- **Aim of the exercise**
Work through the data line by line, gathering every line that has the word "true".

- **Data extracted from a collection**
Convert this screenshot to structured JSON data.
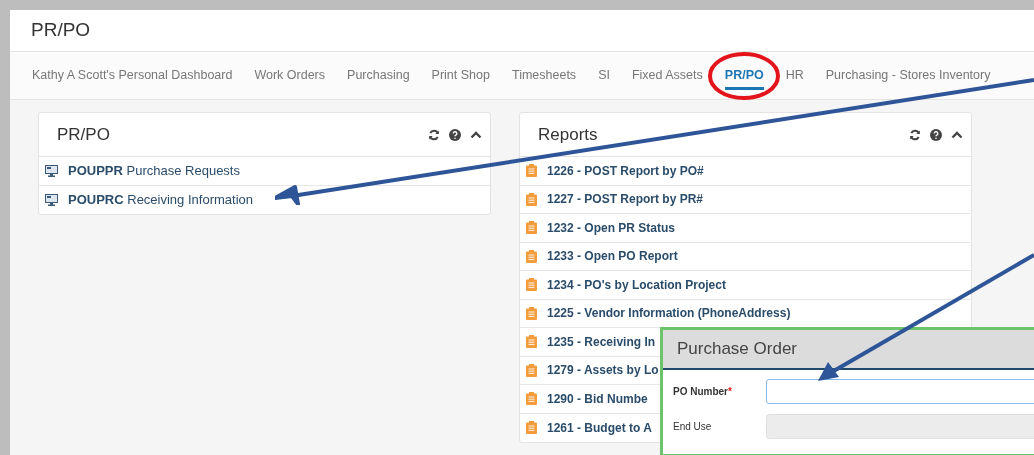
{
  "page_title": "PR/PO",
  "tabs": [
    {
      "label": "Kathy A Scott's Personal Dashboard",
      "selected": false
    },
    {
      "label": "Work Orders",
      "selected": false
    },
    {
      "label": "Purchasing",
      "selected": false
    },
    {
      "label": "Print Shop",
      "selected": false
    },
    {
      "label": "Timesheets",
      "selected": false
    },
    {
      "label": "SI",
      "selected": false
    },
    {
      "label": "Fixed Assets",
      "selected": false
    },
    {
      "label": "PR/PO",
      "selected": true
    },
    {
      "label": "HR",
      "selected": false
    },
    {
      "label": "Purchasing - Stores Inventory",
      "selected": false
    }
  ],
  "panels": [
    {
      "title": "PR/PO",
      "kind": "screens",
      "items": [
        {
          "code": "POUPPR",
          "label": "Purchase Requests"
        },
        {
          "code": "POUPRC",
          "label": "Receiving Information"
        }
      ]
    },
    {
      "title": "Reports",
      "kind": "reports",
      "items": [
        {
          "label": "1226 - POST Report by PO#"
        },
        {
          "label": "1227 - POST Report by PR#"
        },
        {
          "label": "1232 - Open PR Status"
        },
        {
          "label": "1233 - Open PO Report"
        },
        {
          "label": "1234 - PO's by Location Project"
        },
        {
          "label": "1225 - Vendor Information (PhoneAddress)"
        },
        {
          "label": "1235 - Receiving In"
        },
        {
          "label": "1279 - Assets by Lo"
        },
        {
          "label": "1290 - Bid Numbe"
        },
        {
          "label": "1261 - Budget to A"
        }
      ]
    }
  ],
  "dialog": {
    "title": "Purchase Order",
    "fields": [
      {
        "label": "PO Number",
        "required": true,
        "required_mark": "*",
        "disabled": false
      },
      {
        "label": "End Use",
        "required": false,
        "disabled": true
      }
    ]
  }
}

- **The reply**
      "selected": true
        "required": true,
        "disabled": true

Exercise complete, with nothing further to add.